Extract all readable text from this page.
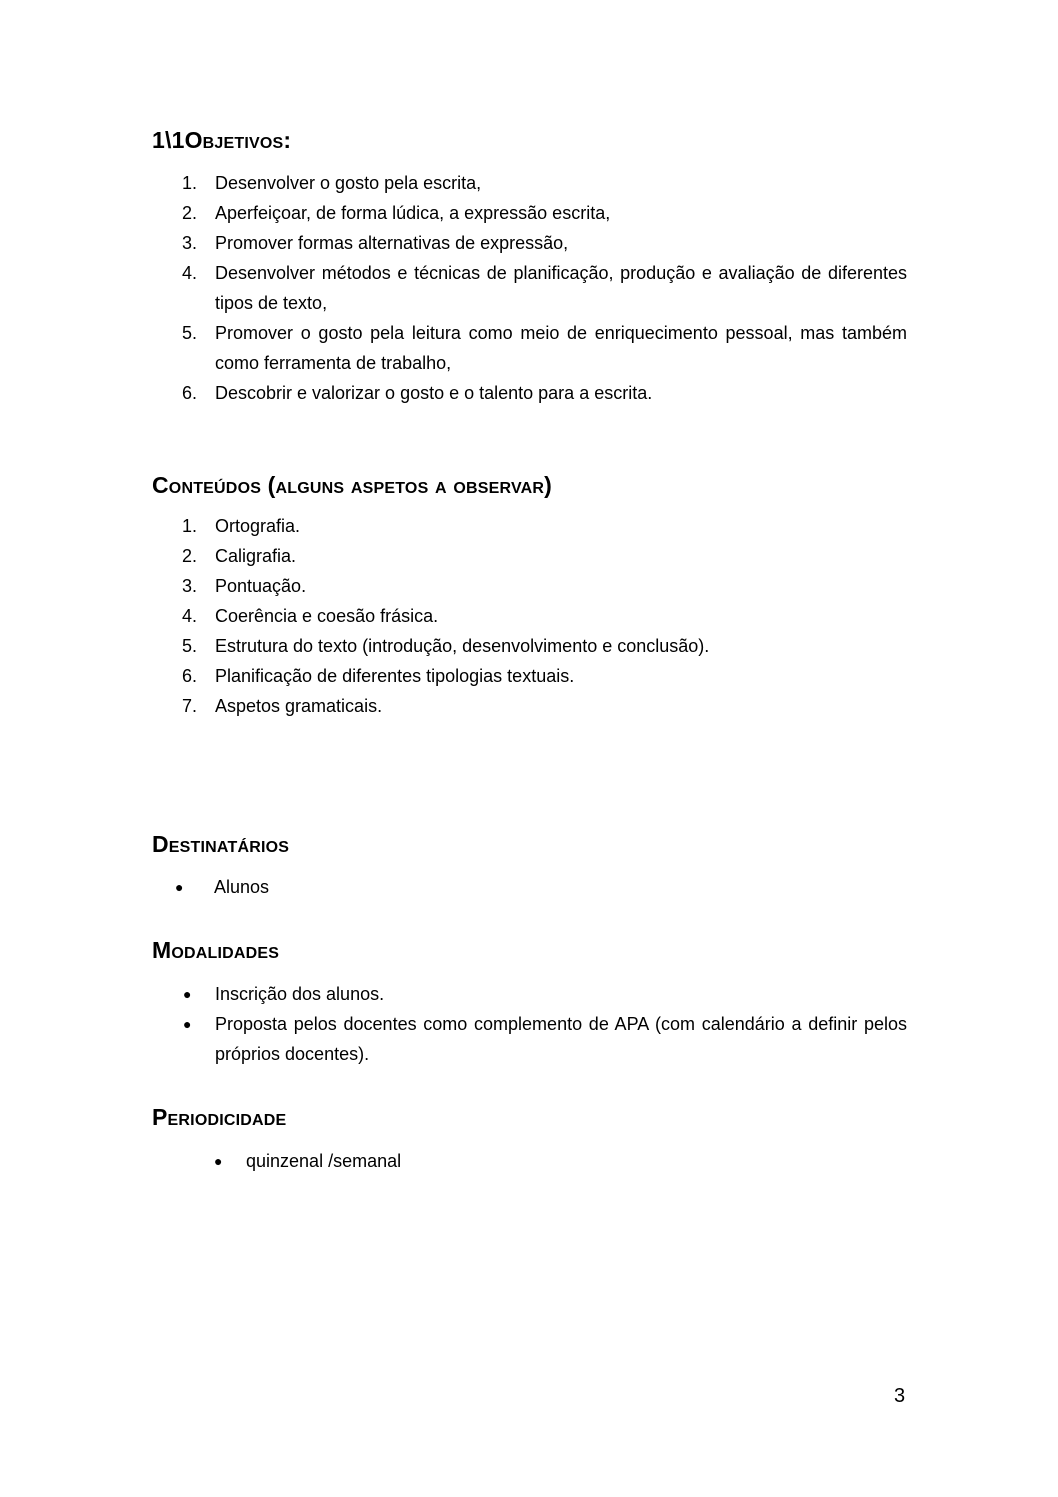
1\1Objetivos:
1. Desenvolver o gosto pela escrita,
2. Aperfeiçoar, de forma lúdica, a expressão escrita,
3. Promover formas alternativas de expressão,
4. Desenvolver métodos e técnicas de planificação, produção e avaliação de diferentes tipos de texto,
5. Promover o gosto pela leitura como meio de enriquecimento pessoal, mas também como ferramenta de trabalho,
6. Descobrir e valorizar o gosto e o talento para a escrita.
Conteúdos (alguns aspetos a observar)
1. Ortografia.
2. Caligrafia.
3. Pontuação.
4. Coerência e coesão frásica.
5. Estrutura do texto (introdução, desenvolvimento e conclusão).
6. Planificação de diferentes tipologias textuais.
7. Aspetos gramaticais.
Destinatários
● Alunos
Modalidades
● Inscrição dos alunos.
● Proposta pelos docentes como complemento de APA (com calendário a definir pelos próprios docentes).
Periodicidade
● quinzenal /semanal
3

------

- _Problem description_:
The records shown above are to be repeated exactly, with the pictures left out.

- _Solution for this problem_:
Extract all readable text from this page.
1\1Objetivos:
1. Desenvolver o gosto pela escrita,
2. Aperfeiçoar, de forma lúdica, a expressão escrita,
3. Promover formas alternativas de expressão,
4. Desenvolver métodos e técnicas de planificação, produção e avaliação de diferentes tipos de texto,
5. Promover o gosto pela leitura como meio de enriquecimento pessoal, mas também como ferramenta de trabalho,
6. Descobrir e valorizar o gosto e o talento para a escrita.
Conteúdos (alguns aspetos a observar)
1. Ortografia.
2. Caligrafia.
3. Pontuação.
4. Coerência e coesão frásica.
5. Estrutura do texto (introdução, desenvolvimento e conclusão).
6. Planificação de diferentes tipologias textuais.
7. Aspetos gramaticais.
Destinatários
● Alunos
Modalidades
● Inscrição dos alunos.
● Proposta pelos docentes como complemento de APA (com calendário a definir pelos próprios docentes).
Periodicidade
● quinzenal /semanal
3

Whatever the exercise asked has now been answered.